### The request
Report every line below that holds the word "Outlines".

### Data supplied
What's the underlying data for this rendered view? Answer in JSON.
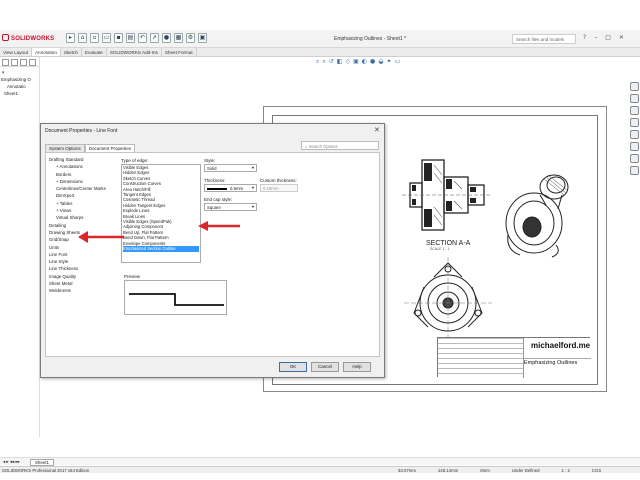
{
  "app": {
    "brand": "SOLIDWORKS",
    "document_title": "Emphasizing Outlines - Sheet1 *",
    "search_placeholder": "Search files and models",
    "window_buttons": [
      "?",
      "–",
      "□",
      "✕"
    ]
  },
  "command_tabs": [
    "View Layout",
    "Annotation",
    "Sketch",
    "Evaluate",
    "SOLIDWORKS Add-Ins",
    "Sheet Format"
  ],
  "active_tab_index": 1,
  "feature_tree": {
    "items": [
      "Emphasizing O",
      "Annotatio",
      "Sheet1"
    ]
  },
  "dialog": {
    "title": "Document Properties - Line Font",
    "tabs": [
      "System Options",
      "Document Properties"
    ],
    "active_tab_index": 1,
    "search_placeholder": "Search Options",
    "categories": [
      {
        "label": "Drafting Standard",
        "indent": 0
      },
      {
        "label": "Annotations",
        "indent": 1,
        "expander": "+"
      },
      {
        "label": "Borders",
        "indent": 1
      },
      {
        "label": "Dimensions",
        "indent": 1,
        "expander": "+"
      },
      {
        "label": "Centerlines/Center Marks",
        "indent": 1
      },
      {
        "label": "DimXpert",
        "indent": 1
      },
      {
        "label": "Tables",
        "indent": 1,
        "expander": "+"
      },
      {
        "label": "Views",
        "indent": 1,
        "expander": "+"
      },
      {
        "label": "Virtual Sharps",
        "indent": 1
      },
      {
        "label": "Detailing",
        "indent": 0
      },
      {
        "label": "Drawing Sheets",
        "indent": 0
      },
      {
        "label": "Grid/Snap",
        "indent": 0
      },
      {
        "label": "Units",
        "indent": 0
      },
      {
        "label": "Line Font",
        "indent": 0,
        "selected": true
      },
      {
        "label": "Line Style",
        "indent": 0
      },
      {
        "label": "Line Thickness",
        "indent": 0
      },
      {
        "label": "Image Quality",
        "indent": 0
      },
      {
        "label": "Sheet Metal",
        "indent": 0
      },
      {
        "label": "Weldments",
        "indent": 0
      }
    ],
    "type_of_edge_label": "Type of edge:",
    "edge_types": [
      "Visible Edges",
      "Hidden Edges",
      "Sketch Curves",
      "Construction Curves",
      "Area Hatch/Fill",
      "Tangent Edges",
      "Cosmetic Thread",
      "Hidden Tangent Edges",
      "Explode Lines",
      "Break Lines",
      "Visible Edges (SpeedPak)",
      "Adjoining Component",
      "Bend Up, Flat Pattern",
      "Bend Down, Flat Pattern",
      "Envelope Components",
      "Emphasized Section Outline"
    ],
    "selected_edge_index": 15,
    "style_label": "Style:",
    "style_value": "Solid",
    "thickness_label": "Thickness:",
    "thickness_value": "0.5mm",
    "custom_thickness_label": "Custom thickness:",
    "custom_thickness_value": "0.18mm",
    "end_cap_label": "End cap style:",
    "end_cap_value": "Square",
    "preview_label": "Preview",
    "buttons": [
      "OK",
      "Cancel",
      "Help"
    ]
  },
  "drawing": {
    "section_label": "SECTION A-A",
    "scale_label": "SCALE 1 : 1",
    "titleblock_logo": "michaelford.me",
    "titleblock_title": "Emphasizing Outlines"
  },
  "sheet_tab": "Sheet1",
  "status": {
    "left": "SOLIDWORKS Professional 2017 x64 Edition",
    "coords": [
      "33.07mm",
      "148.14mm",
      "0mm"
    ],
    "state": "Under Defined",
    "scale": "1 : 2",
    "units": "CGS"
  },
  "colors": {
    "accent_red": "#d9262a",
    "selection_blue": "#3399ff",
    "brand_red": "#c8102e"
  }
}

### Output for this task
    "document_title": "Emphasizing Outlines - Sheet1 *",
    "titleblock_title": "Emphasizing Outlines"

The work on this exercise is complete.